> [Task brief]:
Retype the complete listing exactly as it appears.

── Records for the exercise

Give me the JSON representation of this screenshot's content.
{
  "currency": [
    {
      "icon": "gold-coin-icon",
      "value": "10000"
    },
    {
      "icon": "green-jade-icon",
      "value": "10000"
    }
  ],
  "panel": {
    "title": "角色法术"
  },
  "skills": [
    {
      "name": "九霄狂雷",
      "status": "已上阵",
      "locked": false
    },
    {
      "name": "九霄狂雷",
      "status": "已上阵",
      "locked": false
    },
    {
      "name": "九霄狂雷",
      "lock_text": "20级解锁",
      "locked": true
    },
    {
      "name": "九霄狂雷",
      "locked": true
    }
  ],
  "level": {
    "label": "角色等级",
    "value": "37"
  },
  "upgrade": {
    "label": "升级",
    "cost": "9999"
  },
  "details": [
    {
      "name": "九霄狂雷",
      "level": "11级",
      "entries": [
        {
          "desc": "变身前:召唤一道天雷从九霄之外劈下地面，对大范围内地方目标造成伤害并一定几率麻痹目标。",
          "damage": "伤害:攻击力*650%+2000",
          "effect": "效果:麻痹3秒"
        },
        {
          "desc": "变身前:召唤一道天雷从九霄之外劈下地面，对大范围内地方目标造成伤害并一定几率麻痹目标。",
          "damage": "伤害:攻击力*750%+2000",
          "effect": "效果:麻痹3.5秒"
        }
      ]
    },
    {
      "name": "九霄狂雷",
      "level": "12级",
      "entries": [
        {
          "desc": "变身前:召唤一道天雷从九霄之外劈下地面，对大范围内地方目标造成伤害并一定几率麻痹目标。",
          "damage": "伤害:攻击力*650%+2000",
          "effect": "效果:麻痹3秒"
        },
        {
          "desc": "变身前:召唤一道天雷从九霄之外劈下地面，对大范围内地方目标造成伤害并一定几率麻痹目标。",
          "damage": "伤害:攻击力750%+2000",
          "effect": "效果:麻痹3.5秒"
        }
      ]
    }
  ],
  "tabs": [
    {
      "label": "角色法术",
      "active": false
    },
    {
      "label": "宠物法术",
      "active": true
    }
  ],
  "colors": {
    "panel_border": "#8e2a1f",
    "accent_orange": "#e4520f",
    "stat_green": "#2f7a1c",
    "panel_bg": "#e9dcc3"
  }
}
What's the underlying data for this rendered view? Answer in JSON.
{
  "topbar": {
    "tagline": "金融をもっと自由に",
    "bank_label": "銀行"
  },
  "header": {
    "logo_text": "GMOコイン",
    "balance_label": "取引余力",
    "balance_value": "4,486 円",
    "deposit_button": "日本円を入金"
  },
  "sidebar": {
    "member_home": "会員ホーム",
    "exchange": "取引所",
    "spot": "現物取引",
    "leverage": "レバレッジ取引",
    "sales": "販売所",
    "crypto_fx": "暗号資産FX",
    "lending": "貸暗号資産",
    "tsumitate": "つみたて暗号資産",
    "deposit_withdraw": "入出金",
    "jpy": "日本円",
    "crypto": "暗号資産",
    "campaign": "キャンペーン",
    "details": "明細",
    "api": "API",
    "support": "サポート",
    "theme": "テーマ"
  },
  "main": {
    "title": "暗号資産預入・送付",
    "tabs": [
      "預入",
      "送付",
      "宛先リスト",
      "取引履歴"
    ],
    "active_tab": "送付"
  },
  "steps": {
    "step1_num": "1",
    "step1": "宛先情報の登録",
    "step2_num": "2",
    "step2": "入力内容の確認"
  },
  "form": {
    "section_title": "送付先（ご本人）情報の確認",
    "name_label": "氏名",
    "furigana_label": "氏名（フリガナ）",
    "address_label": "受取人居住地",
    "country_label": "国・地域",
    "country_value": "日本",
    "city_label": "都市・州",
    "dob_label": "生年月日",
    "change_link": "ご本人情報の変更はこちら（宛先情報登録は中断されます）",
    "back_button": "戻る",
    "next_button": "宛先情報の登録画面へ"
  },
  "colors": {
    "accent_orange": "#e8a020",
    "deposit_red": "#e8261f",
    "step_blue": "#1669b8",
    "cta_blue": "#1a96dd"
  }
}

────

> [Output for this exercise]:
Give me the JSON representation of this screenshot's content.
{
  "currency": [
    {
      "icon": "gold-coin-icon",
      "value": "10000"
    },
    {
      "icon": "green-jade-icon",
      "value": "10000"
    }
  ],
  "panel": {
    "title": "角色法术"
  },
  "skills": [
    {
      "name": "九霄狂雷",
      "status": "已上阵",
      "locked": false
    },
    {
      "name": "九霄狂雷",
      "status": "已上阵",
      "locked": false
    },
    {
      "name": "九霄狂雷",
      "lock_text": "20级解锁",
      "locked": true
    },
    {
      "name": "九霄狂雷",
      "locked": true
    }
  ],
  "level": {
    "label": "角色等级",
    "value": "37"
  },
  "upgrade": {
    "label": "升级",
    "cost": "9999"
  },
  "details": [
    {
      "name": "九霄狂雷",
      "level": "11级",
      "entries": [
        {
          "desc": "变身前:召唤一道天雷从九霄之外劈下地面，对大范围内地方目标造成伤害并一定几率麻痹目标。",
          "damage": "伤害:攻击力*650%+2000",
          "effect": "效果:麻痹3秒"
        },
        {
          "desc": "变身前:召唤一道天雷从九霄之外劈下地面，对大范围内地方目标造成伤害并一定几率麻痹目标。",
          "damage": "伤害:攻击力*750%+2000",
          "effect": "效果:麻痹3.5秒"
        }
      ]
    },
    {
      "name": "九霄狂雷",
      "level": "12级",
      "entries": [
        {
          "desc": "变身前:召唤一道天雷从九霄之外劈下地面，对大范围内地方目标造成伤害并一定几率麻痹目标。",
          "damage": "伤害:攻击力*650%+2000",
          "effect": "效果:麻痹3秒"
        },
        {
          "desc": "变身前:召唤一道天雷从九霄之外劈下地面，对大范围内地方目标造成伤害并一定几率麻痹目标。",
          "damage": "伤害:攻击力750%+2000",
          "effect": "效果:麻痹3.5秒"
        }
      ]
    }
  ],
  "tabs": [
    {
      "label": "角色法术",
      "active": false
    },
    {
      "label": "宠物法术",
      "active": true
    }
  ],
  "colors": {
    "panel_border": "#8e2a1f",
    "accent_orange": "#e4520f",
    "stat_green": "#2f7a1c",
    "panel_bg": "#e9dcc3"
  }
}
What's the underlying data for this rendered view? Answer in JSON.
{
  "topbar": {
    "tagline": "金融をもっと自由に",
    "bank_label": "銀行"
  },
  "header": {
    "logo_text": "GMOコイン",
    "balance_label": "取引余力",
    "balance_value": "4,486 円",
    "deposit_button": "日本円を入金"
  },
  "sidebar": {
    "member_home": "会員ホーム",
    "exchange": "取引所",
    "spot": "現物取引",
    "leverage": "レバレッジ取引",
    "sales": "販売所",
    "crypto_fx": "暗号資産FX",
    "lending": "貸暗号資産",
    "tsumitate": "つみたて暗号資産",
    "deposit_withdraw": "入出金",
    "jpy": "日本円",
    "crypto": "暗号資産",
    "campaign": "キャンペーン",
    "details": "明細",
    "api": "API",
    "support": "サポート",
    "theme": "テーマ"
  },
  "main": {
    "title": "暗号資産預入・送付",
    "tabs": [
      "預入",
      "送付",
      "宛先リスト",
      "取引履歴"
    ],
    "active_tab": "送付"
  },
  "steps": {
    "step1_num": "1",
    "step1": "宛先情報の登録",
    "step2_num": "2",
    "step2": "入力内容の確認"
  },
  "form": {
    "section_title": "送付先（ご本人）情報の確認",
    "name_label": "氏名",
    "furigana_label": "氏名（フリガナ）",
    "address_label": "受取人居住地",
    "country_label": "国・地域",
    "country_value": "日本",
    "city_label": "都市・州",
    "dob_label": "生年月日",
    "change_link": "ご本人情報の変更はこちら（宛先情報登録は中断されます）",
    "back_button": "戻る",
    "next_button": "宛先情報の登録画面へ"
  },
  "colors": {
    "accent_orange": "#e8a020",
    "deposit_red": "#e8261f",
    "step_blue": "#1669b8",
    "cta_blue": "#1a96dd"
  }
}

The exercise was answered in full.